**Short exercise**
The records below are made of lines; count those holding the word "structured" and give the number only.

**Material for this task**
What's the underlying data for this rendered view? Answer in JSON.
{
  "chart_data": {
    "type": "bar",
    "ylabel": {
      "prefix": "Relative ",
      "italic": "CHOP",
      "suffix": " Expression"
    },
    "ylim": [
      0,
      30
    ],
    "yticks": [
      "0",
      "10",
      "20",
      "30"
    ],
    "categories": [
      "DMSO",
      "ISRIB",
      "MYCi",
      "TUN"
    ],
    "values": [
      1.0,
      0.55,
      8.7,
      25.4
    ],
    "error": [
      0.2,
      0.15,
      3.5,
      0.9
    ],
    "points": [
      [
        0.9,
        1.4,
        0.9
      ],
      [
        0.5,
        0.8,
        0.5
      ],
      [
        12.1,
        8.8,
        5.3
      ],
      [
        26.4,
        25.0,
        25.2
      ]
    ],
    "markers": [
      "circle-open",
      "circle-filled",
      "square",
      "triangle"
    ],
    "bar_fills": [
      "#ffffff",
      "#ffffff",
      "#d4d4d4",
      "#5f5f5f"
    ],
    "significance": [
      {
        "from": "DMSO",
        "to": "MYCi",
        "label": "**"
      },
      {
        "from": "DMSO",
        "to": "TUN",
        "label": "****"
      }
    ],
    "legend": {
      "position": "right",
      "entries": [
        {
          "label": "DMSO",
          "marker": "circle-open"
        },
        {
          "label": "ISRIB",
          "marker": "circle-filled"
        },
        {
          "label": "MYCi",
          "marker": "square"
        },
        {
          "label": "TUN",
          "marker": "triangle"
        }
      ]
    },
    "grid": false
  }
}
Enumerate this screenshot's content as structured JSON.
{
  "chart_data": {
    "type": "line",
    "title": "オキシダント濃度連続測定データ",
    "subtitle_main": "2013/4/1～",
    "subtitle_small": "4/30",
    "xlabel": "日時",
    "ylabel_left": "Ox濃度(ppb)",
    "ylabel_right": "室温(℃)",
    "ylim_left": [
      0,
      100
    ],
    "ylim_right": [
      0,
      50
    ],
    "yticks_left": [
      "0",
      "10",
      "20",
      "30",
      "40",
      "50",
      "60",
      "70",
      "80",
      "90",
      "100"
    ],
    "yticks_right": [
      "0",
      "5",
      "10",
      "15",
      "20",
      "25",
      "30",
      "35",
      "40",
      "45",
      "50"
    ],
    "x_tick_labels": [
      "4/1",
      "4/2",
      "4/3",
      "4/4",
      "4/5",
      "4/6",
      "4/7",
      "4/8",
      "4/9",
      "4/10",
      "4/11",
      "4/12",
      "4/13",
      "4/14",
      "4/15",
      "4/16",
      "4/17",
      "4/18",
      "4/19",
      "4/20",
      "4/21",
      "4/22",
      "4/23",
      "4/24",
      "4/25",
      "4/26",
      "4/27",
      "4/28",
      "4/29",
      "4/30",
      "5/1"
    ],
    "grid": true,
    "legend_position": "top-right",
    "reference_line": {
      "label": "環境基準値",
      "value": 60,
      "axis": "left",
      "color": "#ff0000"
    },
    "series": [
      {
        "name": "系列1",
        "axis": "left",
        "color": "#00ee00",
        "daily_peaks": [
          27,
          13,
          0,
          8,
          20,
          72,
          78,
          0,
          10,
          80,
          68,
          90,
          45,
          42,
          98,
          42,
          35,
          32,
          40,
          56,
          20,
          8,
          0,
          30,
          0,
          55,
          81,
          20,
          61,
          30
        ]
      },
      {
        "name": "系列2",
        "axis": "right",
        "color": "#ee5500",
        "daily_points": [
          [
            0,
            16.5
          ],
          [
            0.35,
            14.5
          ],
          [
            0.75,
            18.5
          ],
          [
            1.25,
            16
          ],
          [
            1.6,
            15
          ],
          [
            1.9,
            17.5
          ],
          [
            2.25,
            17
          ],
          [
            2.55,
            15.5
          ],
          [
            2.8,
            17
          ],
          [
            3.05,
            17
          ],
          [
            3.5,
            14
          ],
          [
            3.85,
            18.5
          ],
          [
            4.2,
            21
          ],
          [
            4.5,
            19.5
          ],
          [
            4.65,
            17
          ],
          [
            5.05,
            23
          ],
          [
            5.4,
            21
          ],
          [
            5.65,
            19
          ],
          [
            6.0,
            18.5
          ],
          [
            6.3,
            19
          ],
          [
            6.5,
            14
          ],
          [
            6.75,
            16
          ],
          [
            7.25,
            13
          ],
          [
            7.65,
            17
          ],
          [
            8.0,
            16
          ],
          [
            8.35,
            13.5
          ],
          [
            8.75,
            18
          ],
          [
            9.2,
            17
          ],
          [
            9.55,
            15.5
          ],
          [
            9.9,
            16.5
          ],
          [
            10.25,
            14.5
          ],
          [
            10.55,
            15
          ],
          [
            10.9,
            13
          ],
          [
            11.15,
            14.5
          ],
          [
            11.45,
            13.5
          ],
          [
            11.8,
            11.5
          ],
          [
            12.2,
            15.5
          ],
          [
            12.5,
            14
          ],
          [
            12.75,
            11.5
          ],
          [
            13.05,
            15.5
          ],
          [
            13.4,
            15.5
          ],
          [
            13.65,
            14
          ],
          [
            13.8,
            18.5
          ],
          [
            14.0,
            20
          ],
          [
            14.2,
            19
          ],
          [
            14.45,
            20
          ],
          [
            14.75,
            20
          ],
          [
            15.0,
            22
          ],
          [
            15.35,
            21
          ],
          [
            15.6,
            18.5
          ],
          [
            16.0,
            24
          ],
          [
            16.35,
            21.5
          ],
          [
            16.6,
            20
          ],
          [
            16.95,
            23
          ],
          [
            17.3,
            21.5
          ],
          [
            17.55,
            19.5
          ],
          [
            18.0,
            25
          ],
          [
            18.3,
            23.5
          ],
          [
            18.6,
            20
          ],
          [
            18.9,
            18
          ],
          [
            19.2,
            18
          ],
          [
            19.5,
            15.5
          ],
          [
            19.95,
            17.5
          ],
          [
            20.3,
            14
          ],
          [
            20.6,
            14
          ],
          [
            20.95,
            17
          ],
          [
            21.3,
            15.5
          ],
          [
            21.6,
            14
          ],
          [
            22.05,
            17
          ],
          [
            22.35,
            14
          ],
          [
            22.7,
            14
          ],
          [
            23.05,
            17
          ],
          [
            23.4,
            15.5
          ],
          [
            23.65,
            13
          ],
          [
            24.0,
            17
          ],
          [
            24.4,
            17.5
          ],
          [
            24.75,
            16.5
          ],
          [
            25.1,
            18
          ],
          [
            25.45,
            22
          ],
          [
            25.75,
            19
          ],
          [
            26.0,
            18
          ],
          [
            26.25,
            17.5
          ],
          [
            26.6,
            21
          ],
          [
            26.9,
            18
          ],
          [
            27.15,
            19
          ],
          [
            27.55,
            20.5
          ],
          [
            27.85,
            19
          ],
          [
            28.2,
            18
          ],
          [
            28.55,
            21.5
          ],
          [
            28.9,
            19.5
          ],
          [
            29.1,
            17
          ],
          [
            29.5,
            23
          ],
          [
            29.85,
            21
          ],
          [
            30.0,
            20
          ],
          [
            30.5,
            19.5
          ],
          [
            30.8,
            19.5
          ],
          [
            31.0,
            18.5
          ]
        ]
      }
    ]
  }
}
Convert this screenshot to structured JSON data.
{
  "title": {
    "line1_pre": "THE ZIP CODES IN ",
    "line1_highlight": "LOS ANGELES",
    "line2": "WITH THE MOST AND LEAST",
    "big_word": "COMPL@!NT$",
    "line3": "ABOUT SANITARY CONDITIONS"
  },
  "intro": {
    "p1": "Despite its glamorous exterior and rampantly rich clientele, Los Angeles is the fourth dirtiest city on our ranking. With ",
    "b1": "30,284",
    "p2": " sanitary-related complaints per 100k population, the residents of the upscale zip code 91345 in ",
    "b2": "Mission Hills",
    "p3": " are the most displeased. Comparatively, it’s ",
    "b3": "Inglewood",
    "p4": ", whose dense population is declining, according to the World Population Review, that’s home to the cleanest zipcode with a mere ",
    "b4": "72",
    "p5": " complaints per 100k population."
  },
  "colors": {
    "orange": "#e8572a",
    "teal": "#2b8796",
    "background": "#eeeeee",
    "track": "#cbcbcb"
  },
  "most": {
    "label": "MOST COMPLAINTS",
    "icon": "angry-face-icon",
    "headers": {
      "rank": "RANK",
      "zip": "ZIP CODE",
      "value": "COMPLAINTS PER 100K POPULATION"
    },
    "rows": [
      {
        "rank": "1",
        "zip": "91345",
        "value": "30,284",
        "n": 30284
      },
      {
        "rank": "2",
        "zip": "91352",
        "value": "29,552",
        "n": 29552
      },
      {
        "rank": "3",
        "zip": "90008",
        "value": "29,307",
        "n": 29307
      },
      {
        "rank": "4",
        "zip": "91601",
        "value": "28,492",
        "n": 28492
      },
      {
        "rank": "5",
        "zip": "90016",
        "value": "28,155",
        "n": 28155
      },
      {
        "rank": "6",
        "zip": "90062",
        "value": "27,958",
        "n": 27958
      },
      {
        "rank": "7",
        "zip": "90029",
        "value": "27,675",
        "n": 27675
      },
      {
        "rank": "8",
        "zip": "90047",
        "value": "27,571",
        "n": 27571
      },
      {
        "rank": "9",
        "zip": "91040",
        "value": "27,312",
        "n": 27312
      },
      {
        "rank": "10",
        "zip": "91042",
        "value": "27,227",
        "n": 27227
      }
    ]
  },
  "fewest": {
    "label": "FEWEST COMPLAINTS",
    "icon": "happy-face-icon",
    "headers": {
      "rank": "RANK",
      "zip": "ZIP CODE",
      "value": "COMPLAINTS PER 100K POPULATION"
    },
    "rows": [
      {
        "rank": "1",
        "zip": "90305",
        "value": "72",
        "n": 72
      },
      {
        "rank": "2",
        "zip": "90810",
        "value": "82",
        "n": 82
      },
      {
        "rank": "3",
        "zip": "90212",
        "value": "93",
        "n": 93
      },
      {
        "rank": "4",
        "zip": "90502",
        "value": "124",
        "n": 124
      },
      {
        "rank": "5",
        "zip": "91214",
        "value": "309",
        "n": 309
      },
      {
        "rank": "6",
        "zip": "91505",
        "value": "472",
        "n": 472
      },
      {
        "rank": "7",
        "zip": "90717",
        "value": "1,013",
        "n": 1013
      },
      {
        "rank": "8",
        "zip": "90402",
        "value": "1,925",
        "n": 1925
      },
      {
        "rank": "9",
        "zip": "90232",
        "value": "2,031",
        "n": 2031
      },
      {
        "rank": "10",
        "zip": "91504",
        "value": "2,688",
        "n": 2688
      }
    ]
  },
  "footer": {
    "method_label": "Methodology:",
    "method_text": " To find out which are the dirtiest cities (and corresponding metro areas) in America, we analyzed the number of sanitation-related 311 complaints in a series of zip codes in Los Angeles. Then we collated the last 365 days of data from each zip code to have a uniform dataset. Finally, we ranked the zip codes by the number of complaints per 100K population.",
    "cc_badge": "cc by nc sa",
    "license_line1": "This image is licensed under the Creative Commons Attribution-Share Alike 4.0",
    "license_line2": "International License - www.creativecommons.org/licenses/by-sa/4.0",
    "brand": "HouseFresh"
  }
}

**Answer below**
2